■ **Job**
Go through the material and tally the lines containing the string "author". Give the total alone.

•••••

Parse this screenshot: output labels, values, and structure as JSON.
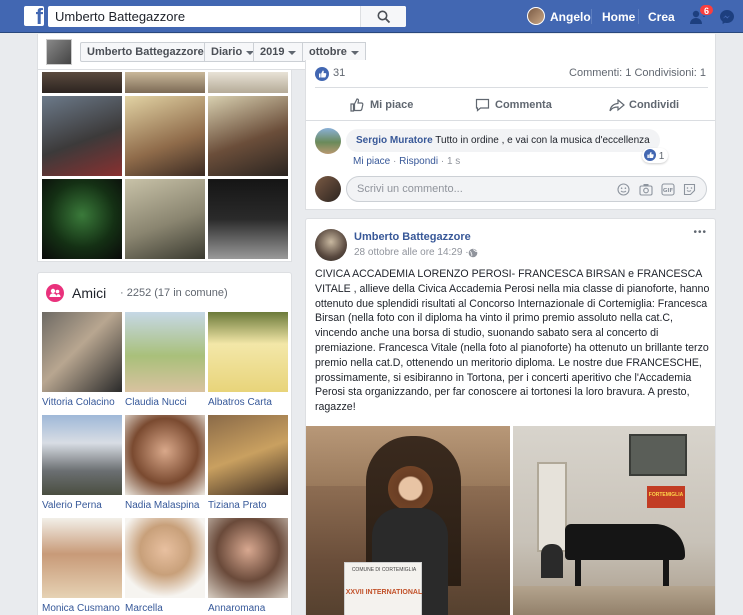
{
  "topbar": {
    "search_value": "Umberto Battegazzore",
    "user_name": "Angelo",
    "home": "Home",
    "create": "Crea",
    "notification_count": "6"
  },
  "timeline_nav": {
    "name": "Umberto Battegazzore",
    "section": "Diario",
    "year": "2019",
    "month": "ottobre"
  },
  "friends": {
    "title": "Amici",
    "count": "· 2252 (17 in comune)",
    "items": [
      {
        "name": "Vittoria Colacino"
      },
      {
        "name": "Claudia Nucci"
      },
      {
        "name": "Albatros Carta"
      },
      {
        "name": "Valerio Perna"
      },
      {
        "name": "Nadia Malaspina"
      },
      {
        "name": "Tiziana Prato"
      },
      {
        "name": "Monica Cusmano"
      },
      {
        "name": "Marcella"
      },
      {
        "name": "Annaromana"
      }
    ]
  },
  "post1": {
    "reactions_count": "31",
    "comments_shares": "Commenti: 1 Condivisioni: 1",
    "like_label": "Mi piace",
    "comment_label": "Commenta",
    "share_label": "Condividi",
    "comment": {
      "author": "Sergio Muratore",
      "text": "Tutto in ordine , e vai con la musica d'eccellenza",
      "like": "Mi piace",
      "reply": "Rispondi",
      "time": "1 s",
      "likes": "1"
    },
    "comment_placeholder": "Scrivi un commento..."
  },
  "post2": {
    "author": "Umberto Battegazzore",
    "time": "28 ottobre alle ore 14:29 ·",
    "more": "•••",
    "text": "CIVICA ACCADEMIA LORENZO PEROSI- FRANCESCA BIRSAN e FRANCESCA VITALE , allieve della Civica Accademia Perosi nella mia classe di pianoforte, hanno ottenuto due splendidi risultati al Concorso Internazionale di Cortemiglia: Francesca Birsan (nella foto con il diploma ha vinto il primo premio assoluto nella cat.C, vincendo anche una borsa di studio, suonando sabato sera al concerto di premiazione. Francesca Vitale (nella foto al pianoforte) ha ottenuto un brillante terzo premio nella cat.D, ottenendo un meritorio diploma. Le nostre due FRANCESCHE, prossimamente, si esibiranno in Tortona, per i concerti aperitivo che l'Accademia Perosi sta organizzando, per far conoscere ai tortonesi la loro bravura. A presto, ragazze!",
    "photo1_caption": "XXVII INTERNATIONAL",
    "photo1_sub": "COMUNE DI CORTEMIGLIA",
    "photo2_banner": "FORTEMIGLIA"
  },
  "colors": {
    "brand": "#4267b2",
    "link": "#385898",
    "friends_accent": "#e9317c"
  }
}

•••••

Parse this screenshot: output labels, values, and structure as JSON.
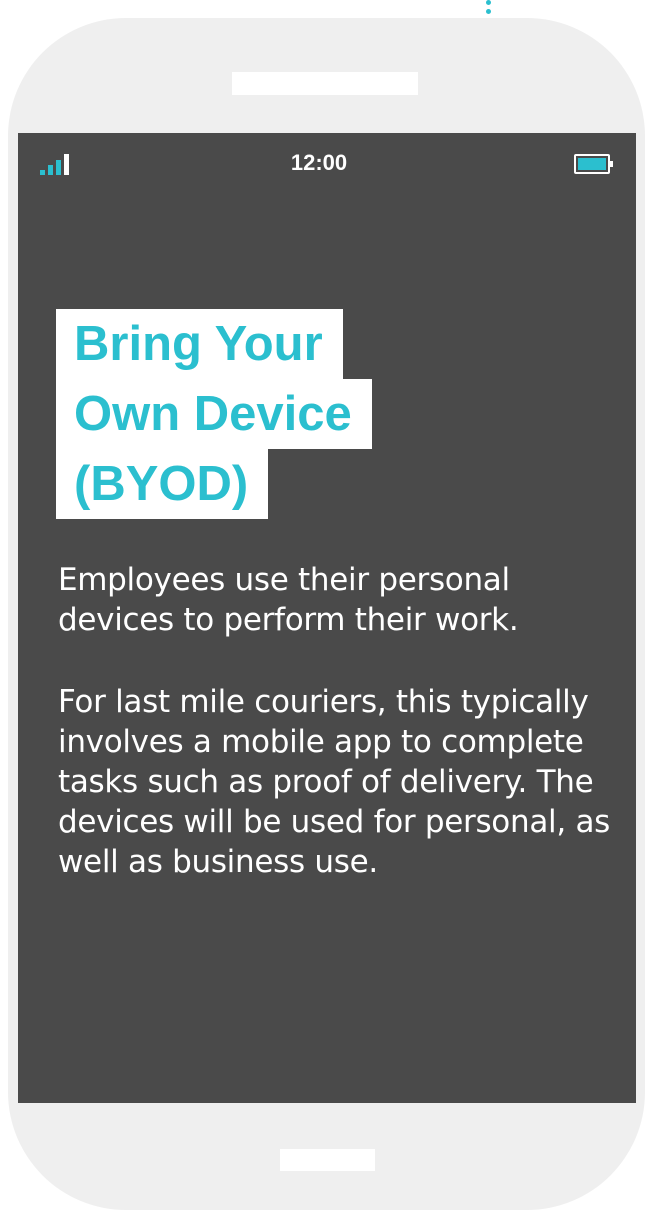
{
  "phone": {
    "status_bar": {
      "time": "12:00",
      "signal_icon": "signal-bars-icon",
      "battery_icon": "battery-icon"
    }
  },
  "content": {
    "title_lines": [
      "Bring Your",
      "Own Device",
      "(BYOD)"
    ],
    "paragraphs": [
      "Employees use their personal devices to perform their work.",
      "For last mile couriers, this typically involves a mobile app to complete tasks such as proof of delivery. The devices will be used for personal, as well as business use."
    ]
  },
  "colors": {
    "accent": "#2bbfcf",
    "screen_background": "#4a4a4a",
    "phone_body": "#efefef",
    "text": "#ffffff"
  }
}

•••••

■ **Complete response**
2